◆ BRANO
┄┄┄┄┄┄┄┄┄┄┄┄┄┄┄┄┄┄┄┄

Da qualche giorno l’MPS pubblica ogni giorno un piccolo bollettino nel quale fa un lavoro di informazione e di contro-informazione legata alla nostra realtà cantonale. Contiene il nostro punto di vista e alcune proposte su come intensificare la lotta al contagio, così come la segnalazione di situazioni in contrasto con quanto viene ufficialmente proclamato e consigliato. Pubblichiamo qui di seguito quello di oggi 18 marzo.
E necessario cambiare marcia!
Bene. Le elezioni (saggiamente) sono state rinviate.
Ma ci pare che le decisioni da intraprendere, molto più importanti, siano altre. È sono talmente evidenti, anche sulla base di quanto dicono tutti gli esperti, che siamo basiti di fronte alle esitazioni del potere politico.
È evidente come sia necessario, e con urgenza, passare ad uno stadio superiore delle misure di contenimento. Bisogna assolutamente che tutte le attività produttive siano chiuse. E che in piedi restino veramente solo quelle necessarie. Anche l’apertura dei negozi di prima necessità deve essere fortemente controllata per quel che riguarda le misure di protezione igienica e di distanza sociale. Cosa che non avviene ancora oggi in modo adeguato.
Il governo cantonale deve assolutamente prendere questa decisione!
I nostri piccoli Macron
In Francia il presidente Macron è sotto accusa: diversi alti responsabili, tra i quali la ministra della sanità, lo avevano invitata fin da metà gennaio ad assumere interventi contro il virus: avvertimenti che Macron avrebbe ignorato.

┄┄┄┄┄┄┄┄┄┄┄┄┄┄┄┄┄┄┄┄

◆ CONSEGNA 1
Rispondi alle domande seguenti sul bollettino dell'MPS relativo al contagio.
(a) In quale giorno è stato pubblicato il bollettino riportato?
(b) Quali attività, secondo il bollettino, devono restare in piedi?
(c) Chi aveva invitato Macron, fin da metà gennaio, a intervenire contro il virus?
◆ CONSEGNA 2
Prosegui il bollettino dell'MPS sulla lotta al contagio, ripartendo dopo l'ultima frase riportata.

[Righe del dataset]
┄┄┄┄┄┄┄┄┄┄┄┄┄┄┄┄┄┄┄┄

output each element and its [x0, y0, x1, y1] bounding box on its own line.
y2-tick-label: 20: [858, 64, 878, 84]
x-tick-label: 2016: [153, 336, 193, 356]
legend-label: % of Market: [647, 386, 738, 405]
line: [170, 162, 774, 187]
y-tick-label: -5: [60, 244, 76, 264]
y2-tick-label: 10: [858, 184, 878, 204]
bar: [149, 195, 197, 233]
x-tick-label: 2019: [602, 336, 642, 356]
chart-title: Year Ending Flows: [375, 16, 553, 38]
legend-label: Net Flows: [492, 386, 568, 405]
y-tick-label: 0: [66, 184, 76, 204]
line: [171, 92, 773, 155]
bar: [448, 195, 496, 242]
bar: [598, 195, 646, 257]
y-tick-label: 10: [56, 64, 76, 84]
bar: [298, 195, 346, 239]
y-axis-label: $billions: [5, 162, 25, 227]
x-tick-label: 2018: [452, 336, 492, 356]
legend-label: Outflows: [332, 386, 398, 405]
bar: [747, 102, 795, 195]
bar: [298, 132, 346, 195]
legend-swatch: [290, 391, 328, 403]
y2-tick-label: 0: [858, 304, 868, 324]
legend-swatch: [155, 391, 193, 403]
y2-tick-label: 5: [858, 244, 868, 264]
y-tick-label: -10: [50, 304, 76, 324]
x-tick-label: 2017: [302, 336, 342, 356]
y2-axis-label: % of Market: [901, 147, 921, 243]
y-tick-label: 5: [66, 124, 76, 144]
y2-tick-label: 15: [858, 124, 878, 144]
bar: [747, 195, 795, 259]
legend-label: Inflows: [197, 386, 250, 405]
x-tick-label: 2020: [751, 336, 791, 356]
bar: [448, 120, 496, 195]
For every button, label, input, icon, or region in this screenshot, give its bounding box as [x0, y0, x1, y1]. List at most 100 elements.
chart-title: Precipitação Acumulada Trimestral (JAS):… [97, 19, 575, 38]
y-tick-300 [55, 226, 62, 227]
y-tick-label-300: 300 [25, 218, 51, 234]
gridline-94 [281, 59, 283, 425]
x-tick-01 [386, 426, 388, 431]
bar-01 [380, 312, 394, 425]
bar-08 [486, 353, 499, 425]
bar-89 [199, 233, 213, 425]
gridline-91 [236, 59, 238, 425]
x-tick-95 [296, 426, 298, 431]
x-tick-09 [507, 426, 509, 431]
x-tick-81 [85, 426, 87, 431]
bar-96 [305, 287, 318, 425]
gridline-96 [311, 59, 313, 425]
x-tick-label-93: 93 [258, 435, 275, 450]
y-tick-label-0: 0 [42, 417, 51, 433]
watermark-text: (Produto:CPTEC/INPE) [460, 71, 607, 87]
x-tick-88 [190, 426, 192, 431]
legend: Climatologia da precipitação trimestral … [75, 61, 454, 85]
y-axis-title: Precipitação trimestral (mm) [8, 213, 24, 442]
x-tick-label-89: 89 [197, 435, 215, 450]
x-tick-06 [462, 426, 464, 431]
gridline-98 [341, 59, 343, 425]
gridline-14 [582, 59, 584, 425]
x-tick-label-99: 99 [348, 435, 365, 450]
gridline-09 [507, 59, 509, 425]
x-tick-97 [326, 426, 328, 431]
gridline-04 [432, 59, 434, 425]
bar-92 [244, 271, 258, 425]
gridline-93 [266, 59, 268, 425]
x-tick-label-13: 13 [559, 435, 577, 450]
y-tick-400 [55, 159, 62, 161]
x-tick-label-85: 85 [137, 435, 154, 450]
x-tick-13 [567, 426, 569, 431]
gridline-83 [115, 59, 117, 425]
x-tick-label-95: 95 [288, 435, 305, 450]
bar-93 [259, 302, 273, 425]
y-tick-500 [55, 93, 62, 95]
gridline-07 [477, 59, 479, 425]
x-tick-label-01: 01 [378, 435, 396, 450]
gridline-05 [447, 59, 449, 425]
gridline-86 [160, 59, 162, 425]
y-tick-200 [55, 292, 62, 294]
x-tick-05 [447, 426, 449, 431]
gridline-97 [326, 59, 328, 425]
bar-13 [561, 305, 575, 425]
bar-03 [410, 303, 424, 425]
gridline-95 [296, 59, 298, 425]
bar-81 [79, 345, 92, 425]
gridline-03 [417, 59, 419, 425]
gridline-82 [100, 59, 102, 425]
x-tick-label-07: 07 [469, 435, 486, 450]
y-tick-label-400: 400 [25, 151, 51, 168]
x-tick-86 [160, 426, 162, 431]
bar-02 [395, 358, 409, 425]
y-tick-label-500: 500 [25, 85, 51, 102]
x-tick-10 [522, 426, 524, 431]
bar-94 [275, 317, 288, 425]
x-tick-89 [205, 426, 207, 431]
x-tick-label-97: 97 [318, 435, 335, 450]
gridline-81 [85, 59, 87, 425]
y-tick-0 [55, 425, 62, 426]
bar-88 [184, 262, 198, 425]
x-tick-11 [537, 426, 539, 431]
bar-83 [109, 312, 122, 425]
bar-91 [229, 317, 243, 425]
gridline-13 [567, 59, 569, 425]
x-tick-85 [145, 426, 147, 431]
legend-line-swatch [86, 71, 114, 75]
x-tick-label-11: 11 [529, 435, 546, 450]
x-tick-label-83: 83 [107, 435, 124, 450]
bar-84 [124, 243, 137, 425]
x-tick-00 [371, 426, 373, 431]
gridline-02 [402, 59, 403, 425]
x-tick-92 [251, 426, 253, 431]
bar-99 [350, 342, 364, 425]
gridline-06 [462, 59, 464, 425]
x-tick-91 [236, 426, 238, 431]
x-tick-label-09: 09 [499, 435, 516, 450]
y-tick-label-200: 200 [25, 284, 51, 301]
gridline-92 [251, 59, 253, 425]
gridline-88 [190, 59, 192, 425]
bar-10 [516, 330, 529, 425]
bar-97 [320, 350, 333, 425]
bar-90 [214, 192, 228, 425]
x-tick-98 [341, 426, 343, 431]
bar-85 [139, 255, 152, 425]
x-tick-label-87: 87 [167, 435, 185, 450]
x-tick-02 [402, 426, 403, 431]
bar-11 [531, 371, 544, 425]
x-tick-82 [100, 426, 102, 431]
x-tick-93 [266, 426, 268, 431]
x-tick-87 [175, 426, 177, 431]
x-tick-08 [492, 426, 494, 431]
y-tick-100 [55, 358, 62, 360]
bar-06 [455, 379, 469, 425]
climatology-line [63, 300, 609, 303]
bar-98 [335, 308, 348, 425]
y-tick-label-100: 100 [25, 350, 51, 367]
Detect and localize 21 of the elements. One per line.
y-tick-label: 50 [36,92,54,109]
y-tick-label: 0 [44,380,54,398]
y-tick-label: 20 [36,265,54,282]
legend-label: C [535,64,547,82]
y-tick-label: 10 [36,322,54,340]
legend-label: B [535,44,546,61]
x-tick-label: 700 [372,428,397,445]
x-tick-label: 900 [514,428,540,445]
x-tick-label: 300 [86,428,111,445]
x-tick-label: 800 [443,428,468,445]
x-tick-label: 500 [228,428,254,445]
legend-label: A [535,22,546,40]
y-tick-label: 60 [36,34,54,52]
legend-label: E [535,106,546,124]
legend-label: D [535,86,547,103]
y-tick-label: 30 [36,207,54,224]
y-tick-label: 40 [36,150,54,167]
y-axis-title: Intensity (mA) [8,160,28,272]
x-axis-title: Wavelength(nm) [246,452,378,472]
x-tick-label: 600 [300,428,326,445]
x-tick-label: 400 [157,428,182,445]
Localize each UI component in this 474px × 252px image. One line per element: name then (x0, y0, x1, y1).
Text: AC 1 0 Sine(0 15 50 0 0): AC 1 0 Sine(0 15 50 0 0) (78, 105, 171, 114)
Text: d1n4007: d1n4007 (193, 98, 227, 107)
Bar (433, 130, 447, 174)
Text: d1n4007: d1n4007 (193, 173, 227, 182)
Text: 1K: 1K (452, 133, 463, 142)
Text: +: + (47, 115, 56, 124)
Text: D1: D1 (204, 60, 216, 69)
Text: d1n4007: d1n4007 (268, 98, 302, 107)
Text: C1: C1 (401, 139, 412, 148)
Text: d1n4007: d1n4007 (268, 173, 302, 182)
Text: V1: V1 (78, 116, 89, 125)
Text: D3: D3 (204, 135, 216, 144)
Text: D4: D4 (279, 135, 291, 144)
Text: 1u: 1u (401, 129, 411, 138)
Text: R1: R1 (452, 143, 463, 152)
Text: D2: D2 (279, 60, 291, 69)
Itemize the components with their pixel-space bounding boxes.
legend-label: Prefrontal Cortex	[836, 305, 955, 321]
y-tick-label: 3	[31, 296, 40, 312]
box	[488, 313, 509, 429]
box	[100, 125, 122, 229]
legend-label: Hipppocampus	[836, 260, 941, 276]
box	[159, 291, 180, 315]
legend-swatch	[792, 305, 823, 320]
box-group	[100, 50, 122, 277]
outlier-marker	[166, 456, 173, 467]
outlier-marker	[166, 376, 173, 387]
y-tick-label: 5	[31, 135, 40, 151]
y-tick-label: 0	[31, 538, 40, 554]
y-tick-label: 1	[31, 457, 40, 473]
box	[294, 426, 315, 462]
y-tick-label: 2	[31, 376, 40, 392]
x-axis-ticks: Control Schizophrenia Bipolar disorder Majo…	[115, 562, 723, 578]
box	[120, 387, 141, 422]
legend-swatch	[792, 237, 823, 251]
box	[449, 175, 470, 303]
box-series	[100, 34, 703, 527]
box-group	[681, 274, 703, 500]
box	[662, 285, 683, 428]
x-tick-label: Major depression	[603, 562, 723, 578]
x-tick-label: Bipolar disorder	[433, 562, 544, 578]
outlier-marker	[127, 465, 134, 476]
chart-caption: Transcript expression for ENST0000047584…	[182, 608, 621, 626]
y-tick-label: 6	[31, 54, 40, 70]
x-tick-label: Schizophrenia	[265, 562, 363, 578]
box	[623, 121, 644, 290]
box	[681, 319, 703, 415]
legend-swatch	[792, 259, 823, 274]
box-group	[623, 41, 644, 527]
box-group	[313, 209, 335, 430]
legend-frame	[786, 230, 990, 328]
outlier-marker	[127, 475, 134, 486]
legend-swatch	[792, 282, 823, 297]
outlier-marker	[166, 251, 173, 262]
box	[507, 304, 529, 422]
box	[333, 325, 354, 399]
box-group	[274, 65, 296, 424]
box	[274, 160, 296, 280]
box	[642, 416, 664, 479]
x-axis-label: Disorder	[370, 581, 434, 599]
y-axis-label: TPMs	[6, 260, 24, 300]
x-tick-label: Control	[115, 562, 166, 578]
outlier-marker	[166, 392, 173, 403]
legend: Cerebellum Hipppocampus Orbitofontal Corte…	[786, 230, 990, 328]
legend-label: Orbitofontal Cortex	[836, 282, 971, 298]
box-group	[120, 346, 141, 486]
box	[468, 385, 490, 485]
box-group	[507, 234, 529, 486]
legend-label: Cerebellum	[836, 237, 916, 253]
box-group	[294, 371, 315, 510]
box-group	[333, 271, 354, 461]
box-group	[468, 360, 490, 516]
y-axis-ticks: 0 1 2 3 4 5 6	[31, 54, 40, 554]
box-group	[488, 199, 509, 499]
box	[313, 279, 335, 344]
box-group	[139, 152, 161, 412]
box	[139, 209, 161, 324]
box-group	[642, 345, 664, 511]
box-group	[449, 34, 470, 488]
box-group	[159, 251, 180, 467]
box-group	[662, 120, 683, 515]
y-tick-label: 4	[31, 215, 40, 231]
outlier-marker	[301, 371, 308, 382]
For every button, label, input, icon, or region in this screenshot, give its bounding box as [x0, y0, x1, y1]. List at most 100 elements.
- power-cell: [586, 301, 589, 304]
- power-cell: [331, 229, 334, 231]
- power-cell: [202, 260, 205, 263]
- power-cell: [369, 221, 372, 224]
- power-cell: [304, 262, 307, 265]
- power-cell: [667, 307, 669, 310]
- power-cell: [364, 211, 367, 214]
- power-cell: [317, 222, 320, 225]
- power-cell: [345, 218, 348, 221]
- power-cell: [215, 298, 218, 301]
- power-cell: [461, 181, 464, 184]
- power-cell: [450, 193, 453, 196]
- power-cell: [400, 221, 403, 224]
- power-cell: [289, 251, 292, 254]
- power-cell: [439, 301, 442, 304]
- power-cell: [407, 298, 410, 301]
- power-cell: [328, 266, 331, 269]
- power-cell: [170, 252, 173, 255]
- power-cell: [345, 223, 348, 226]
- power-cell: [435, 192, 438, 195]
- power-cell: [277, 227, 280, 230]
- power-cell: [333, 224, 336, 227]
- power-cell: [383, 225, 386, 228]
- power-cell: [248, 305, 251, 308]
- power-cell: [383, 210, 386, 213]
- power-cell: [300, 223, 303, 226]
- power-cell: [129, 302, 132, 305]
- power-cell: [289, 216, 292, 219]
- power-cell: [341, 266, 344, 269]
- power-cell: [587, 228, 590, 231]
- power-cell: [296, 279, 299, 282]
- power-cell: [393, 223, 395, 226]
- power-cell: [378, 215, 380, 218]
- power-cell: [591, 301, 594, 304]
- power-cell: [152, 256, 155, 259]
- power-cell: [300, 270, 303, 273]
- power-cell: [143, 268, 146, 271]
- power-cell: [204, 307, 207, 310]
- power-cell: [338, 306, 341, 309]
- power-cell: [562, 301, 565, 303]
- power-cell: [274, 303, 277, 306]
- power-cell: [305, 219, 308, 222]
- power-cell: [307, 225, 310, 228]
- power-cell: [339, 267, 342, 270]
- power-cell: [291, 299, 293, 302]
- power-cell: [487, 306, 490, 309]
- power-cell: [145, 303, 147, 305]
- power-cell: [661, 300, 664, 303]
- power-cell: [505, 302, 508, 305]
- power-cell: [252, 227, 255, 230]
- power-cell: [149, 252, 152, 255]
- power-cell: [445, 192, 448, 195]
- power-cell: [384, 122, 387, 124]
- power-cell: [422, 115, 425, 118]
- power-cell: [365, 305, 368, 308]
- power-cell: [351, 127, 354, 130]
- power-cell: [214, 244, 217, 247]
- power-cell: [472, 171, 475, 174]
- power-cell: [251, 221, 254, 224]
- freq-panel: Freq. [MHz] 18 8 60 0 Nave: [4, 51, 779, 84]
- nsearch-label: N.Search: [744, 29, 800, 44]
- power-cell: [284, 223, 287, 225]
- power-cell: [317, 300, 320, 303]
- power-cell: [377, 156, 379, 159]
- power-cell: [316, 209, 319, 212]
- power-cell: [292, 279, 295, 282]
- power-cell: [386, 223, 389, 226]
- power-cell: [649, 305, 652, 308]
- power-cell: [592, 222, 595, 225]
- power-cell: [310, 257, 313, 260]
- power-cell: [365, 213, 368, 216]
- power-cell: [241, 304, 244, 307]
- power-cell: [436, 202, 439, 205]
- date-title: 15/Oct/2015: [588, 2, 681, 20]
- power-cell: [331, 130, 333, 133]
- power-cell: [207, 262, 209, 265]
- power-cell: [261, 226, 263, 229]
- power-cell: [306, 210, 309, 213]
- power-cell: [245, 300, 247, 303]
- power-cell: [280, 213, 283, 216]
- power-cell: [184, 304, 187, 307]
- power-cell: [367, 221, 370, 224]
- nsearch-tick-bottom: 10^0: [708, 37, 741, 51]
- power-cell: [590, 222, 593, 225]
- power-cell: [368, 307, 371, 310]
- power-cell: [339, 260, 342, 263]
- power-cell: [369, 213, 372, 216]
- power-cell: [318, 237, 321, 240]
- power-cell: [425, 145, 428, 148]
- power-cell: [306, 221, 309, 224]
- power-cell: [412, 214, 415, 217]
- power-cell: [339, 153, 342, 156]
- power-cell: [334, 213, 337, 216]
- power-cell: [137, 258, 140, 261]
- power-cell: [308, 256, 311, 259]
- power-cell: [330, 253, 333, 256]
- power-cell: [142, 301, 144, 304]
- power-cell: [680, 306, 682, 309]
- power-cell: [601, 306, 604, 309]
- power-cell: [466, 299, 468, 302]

┄┄┄┄┄┄┄┄┄┄┄┄┄┄┄┄┄┄┄┄

◆ RISPOSTA SCRITTA 1
(a) Il 18 marzo.
(b) Solo quelle veramente necessarie, mentre tutte le altre attività produttive devono essere chiuse.
(c) Diversi alti responsabili, tra i quali la ministra della sanità.

◆ RISPOSTA SCRITTA 2
Ma anche in Ticino abbiamo in nostri piccoli Macron. I documenti pubblicati da Il Caffè dimostrano senza ombra di dubbio che aver permesso lo svolgimento del Carnevale di Bellinzona (con tanto di corteo al quale hanno partecipato oltre 25 persone ammassate a 20 cm di distanza una dall’altra) e quelli di Lugano e Chiasso è stato un atto di irresponsabilità politica e sanitaria. Non è il caso di fare nomi: ma tutti possono andare con il pensiero a sindaci, municipali irresponsabilmente fieri di poter aprire il Carnevale, contenti di sottolineare le migliaia di persone che partecipavano alle risottate gomito a gomito (i 4’000 di piazza Riforma), etc. etc. Eppure, è chiaro, sapevano quelle che queste manifestazioni avrebbero avuto come conseguenza: accelerare l’espansione del virus. Ma come potevano rinunciare ai loro carnevali cittadini proprio in un anno di elezioni comunali?
Regazzi e la sua banda di industriali persistono
Nei giorni scorsi vi abbiamo segnalato l’atteggiamento spudorato del capo degli industriali ticinesi Regazzi che continua imperterrito a inviare i suoi operai e i suoi furgoni sui cantieri, per altro abbandonati – perlomeno nel Sottoceneri – da quasi tutte le aziende.
Non contento il capo degli industriali (presidente AITI e consigliere nazionale PPD, oltre che capo dell’USAM – Unione svizzera arti e mestieri) e il suo amico segretario dell’AITI Modenini hanno chiesto al governo, a nome della loro associazione, di poter lavorare anche durante il ponte di quattro giorni festivi decretato dal governo cantonale. Così gli industriali ticinesi si oppongono alla prima misura veramente efficace (tutto chiuso, anche la produzione non socialmente necessaria e d’urgenza) decretata, seppur per pochi giorni, dal governo cantonale. Bravo Regazzi!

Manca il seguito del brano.